* begin *

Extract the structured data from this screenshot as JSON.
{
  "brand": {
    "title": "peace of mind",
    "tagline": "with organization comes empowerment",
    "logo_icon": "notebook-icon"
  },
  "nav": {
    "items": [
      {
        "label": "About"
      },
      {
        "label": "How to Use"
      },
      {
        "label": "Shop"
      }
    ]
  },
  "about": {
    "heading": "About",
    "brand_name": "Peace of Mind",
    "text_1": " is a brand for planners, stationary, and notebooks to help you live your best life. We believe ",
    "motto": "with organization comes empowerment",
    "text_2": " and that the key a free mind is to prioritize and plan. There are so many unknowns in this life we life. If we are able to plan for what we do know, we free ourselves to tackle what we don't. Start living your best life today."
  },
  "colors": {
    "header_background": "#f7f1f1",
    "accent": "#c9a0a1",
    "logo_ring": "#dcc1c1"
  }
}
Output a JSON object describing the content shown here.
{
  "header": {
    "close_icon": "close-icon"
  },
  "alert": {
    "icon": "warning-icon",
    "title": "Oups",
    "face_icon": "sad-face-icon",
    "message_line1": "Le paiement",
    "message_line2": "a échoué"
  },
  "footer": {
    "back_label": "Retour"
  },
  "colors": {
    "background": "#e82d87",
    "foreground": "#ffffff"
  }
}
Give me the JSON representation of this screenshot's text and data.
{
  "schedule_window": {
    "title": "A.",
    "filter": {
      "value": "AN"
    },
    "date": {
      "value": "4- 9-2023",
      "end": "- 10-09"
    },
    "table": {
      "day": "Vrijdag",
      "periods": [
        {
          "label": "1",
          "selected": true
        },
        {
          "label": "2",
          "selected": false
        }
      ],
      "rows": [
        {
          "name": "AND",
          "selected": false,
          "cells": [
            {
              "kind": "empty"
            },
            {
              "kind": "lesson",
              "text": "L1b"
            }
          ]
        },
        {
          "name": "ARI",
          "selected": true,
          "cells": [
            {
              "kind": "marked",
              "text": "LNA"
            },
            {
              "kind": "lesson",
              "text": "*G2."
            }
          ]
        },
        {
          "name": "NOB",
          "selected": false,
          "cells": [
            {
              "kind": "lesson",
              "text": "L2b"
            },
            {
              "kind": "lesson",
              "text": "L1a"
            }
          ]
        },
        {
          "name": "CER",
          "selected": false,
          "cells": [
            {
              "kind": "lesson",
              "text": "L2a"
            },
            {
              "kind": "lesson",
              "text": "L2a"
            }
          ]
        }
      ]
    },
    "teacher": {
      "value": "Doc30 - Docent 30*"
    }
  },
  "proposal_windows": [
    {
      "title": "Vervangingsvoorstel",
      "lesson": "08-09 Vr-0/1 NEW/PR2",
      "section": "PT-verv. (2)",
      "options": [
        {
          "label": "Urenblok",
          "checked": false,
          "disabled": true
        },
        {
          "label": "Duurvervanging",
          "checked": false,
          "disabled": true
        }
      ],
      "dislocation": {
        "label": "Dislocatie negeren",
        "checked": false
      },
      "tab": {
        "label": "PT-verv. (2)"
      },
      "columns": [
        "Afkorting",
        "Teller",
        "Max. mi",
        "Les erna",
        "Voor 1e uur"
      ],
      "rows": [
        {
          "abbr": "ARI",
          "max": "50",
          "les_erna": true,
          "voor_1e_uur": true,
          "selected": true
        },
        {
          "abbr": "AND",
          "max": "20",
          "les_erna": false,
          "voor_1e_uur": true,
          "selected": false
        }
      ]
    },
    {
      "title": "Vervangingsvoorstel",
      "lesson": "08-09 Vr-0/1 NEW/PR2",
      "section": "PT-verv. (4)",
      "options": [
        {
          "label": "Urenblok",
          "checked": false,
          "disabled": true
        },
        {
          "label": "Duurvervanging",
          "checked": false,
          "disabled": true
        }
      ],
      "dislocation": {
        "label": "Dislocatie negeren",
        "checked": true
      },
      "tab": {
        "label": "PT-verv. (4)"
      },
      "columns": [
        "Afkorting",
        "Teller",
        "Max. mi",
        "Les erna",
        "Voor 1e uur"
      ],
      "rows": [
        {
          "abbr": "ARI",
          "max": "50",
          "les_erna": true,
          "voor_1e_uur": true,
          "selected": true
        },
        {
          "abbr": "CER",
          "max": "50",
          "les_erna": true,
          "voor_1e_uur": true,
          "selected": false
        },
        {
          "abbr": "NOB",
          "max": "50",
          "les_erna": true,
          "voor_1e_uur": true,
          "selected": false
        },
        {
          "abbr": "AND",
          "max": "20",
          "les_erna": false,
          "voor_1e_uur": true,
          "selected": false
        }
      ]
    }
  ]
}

* end *

_To be done_
Scan the listing above for the word "title" and copy every line that holds it.

_Worked solution_
    "title": "peace of mind",
    "title": "Oups",
    "title": "A.",
      "title": "Vervangingsvoorstel",
      "title": "Vervangingsvoorstel",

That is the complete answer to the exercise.